(Stored records)
######
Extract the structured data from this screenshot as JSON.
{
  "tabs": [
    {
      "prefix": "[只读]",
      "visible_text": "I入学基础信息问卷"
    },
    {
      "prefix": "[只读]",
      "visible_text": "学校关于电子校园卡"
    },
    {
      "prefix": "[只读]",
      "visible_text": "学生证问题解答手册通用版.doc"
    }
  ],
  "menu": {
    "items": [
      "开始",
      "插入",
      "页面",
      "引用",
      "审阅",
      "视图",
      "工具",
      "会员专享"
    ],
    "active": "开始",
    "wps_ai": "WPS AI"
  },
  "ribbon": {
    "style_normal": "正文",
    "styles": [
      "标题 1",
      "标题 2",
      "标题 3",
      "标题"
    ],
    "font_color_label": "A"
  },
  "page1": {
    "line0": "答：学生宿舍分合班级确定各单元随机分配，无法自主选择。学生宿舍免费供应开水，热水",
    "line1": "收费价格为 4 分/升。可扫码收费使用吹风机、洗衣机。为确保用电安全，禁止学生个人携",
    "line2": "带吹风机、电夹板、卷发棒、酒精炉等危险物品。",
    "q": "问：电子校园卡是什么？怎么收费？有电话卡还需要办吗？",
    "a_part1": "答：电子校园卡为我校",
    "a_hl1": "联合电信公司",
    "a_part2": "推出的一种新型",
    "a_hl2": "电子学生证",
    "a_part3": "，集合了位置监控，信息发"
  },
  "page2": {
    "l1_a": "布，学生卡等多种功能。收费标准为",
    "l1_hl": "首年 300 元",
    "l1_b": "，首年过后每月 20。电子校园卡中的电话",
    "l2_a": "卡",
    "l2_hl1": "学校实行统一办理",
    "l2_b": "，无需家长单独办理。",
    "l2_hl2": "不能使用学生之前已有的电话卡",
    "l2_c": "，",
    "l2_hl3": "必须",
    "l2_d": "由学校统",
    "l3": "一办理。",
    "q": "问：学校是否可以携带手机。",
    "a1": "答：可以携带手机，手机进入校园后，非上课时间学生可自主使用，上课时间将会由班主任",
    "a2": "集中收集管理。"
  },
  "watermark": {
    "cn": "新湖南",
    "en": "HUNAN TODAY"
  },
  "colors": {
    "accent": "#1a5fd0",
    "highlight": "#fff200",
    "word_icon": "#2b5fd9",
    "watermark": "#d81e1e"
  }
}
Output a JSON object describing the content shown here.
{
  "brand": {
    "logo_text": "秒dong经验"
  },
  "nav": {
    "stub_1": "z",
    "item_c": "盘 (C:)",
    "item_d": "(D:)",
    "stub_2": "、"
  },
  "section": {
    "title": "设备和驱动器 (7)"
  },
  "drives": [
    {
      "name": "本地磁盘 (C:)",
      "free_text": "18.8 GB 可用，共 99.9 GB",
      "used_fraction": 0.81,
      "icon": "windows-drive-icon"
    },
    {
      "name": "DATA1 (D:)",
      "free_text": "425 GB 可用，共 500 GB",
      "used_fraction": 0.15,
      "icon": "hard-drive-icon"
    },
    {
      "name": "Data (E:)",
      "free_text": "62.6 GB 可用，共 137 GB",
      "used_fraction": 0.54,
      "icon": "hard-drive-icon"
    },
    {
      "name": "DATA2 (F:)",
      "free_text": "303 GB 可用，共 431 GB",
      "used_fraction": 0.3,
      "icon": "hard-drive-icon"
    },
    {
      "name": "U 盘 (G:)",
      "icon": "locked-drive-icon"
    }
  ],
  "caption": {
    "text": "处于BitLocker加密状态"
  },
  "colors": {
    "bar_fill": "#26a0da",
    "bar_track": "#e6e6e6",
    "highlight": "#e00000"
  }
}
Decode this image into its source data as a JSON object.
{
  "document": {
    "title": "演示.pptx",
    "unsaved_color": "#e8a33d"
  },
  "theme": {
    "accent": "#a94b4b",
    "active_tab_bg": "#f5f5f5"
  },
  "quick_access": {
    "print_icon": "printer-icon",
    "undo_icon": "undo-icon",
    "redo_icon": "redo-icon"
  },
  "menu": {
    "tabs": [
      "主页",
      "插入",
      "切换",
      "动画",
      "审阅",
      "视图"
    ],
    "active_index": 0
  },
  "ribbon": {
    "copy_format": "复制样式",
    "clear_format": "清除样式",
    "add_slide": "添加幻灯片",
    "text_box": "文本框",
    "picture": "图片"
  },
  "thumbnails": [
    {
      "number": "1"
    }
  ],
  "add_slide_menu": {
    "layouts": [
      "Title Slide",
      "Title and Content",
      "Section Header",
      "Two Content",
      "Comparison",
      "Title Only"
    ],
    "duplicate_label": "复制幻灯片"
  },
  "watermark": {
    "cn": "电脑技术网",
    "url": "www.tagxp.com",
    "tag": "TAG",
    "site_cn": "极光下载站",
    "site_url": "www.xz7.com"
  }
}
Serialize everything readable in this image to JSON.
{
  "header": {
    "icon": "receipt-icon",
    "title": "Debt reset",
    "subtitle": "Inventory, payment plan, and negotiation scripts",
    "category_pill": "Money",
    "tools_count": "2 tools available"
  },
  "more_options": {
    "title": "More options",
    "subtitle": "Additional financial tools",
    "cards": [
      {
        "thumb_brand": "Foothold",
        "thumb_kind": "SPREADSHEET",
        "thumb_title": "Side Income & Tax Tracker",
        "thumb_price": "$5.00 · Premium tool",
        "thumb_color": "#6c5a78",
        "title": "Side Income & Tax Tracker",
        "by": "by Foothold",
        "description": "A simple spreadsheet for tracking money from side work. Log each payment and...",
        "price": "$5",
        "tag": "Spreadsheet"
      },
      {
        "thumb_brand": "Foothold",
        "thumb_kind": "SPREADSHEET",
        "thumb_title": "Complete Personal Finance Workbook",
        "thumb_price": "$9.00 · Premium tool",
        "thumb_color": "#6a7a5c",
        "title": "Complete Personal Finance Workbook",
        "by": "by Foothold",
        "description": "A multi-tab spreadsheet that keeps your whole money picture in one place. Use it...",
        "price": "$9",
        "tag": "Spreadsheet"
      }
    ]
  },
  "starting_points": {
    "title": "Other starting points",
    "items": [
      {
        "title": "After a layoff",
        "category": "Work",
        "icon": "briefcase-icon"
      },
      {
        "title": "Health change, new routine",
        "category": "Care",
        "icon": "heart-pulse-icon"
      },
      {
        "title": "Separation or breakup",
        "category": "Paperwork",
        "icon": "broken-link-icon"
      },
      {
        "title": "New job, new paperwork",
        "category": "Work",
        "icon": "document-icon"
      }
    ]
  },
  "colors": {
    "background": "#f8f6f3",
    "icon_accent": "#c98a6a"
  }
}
######
▶ _TASK_
Every entry should be output exactly as written, please.

▶ _RESPONSE TO THIS EXERCISE_
Extract the structured data from this screenshot as JSON.
{
  "tabs": [
    {
      "prefix": "[只读]",
      "visible_text": "I入学基础信息问卷"
    },
    {
      "prefix": "[只读]",
      "visible_text": "学校关于电子校园卡"
    },
    {
      "prefix": "[只读]",
      "visible_text": "学生证问题解答手册通用版.doc"
    }
  ],
  "menu": {
    "items": [
      "开始",
      "插入",
      "页面",
      "引用",
      "审阅",
      "视图",
      "工具",
      "会员专享"
    ],
    "active": "开始",
    "wps_ai": "WPS AI"
  },
  "ribbon": {
    "style_normal": "正文",
    "styles": [
      "标题 1",
      "标题 2",
      "标题 3",
      "标题"
    ],
    "font_color_label": "A"
  },
  "page1": {
    "line0": "答：学生宿舍分合班级确定各单元随机分配，无法自主选择。学生宿舍免费供应开水，热水",
    "line1": "收费价格为 4 分/升。可扫码收费使用吹风机、洗衣机。为确保用电安全，禁止学生个人携",
    "line2": "带吹风机、电夹板、卷发棒、酒精炉等危险物品。",
    "q": "问：电子校园卡是什么？怎么收费？有电话卡还需要办吗？",
    "a_part1": "答：电子校园卡为我校",
    "a_hl1": "联合电信公司",
    "a_part2": "推出的一种新型",
    "a_hl2": "电子学生证",
    "a_part3": "，集合了位置监控，信息发"
  },
  "page2": {
    "l1_a": "布，学生卡等多种功能。收费标准为",
    "l1_hl": "首年 300 元",
    "l1_b": "，首年过后每月 20。电子校园卡中的电话",
    "l2_a": "卡",
    "l2_hl1": "学校实行统一办理",
    "l2_b": "，无需家长单独办理。",
    "l2_hl2": "不能使用学生之前已有的电话卡",
    "l2_c": "，",
    "l2_hl3": "必须",
    "l2_d": "由学校统",
    "l3": "一办理。",
    "q": "问：学校是否可以携带手机。",
    "a1": "答：可以携带手机，手机进入校园后，非上课时间学生可自主使用，上课时间将会由班主任",
    "a2": "集中收集管理。"
  },
  "watermark": {
    "cn": "新湖南",
    "en": "HUNAN TODAY"
  },
  "colors": {
    "accent": "#1a5fd0",
    "highlight": "#fff200",
    "word_icon": "#2b5fd9",
    "watermark": "#d81e1e"
  }
}
Output a JSON object describing the content shown here.
{
  "brand": {
    "logo_text": "秒dong经验"
  },
  "nav": {
    "stub_1": "z",
    "item_c": "盘 (C:)",
    "item_d": "(D:)",
    "stub_2": "、"
  },
  "section": {
    "title": "设备和驱动器 (7)"
  },
  "drives": [
    {
      "name": "本地磁盘 (C:)",
      "free_text": "18.8 GB 可用，共 99.9 GB",
      "used_fraction": 0.81,
      "icon": "windows-drive-icon"
    },
    {
      "name": "DATA1 (D:)",
      "free_text": "425 GB 可用，共 500 GB",
      "used_fraction": 0.15,
      "icon": "hard-drive-icon"
    },
    {
      "name": "Data (E:)",
      "free_text": "62.6 GB 可用，共 137 GB",
      "used_fraction": 0.54,
      "icon": "hard-drive-icon"
    },
    {
      "name": "DATA2 (F:)",
      "free_text": "303 GB 可用，共 431 GB",
      "used_fraction": 0.3,
      "icon": "hard-drive-icon"
    },
    {
      "name": "U 盘 (G:)",
      "icon": "locked-drive-icon"
    }
  ],
  "caption": {
    "text": "处于BitLocker加密状态"
  },
  "colors": {
    "bar_fill": "#26a0da",
    "bar_track": "#e6e6e6",
    "highlight": "#e00000"
  }
}
Decode this image into its source data as a JSON object.
{
  "document": {
    "title": "演示.pptx",
    "unsaved_color": "#e8a33d"
  },
  "theme": {
    "accent": "#a94b4b",
    "active_tab_bg": "#f5f5f5"
  },
  "quick_access": {
    "print_icon": "printer-icon",
    "undo_icon": "undo-icon",
    "redo_icon": "redo-icon"
  },
  "menu": {
    "tabs": [
      "主页",
      "插入",
      "切换",
      "动画",
      "审阅",
      "视图"
    ],
    "active_index": 0
  },
  "ribbon": {
    "copy_format": "复制样式",
    "clear_format": "清除样式",
    "add_slide": "添加幻灯片",
    "text_box": "文本框",
    "picture": "图片"
  },
  "thumbnails": [
    {
      "number": "1"
    }
  ],
  "add_slide_menu": {
    "layouts": [
      "Title Slide",
      "Title and Content",
      "Section Header",
      "Two Content",
      "Comparison",
      "Title Only"
    ],
    "duplicate_label": "复制幻灯片"
  },
  "watermark": {
    "cn": "电脑技术网",
    "url": "www.tagxp.com",
    "tag": "TAG",
    "site_cn": "极光下载站",
    "site_url": "www.xz7.com"
  }
}
Serialize everything readable in this image to JSON.
{
  "header": {
    "icon": "receipt-icon",
    "title": "Debt reset",
    "subtitle": "Inventory, payment plan, and negotiation scripts",
    "category_pill": "Money",
    "tools_count": "2 tools available"
  },
  "more_options": {
    "title": "More options",
    "subtitle": "Additional financial tools",
    "cards": [
      {
        "thumb_brand": "Foothold",
        "thumb_kind": "SPREADSHEET",
        "thumb_title": "Side Income & Tax Tracker",
        "thumb_price": "$5.00 · Premium tool",
        "thumb_color": "#6c5a78",
        "title": "Side Income & Tax Tracker",
        "by": "by Foothold",
        "description": "A simple spreadsheet for tracking money from side work. Log each payment and...",
        "price": "$5",
        "tag": "Spreadsheet"
      },
      {
        "thumb_brand": "Foothold",
        "thumb_kind": "SPREADSHEET",
        "thumb_title": "Complete Personal Finance Workbook",
        "thumb_price": "$9.00 · Premium tool",
        "thumb_color": "#6a7a5c",
        "title": "Complete Personal Finance Workbook",
        "by": "by Foothold",
        "description": "A multi-tab spreadsheet that keeps your whole money picture in one place. Use it...",
        "price": "$9",
        "tag": "Spreadsheet"
      }
    ]
  },
  "starting_points": {
    "title": "Other starting points",
    "items": [
      {
        "title": "After a layoff",
        "category": "Work",
        "icon": "briefcase-icon"
      },
      {
        "title": "Health change, new routine",
        "category": "Care",
        "icon": "heart-pulse-icon"
      },
      {
        "title": "Separation or breakup",
        "category": "Paperwork",
        "icon": "broken-link-icon"
      },
      {
        "title": "New job, new paperwork",
        "category": "Work",
        "icon": "document-icon"
      }
    ]
  },
  "colors": {
    "background": "#f8f6f3",
    "icon_accent": "#c98a6a"
  }
}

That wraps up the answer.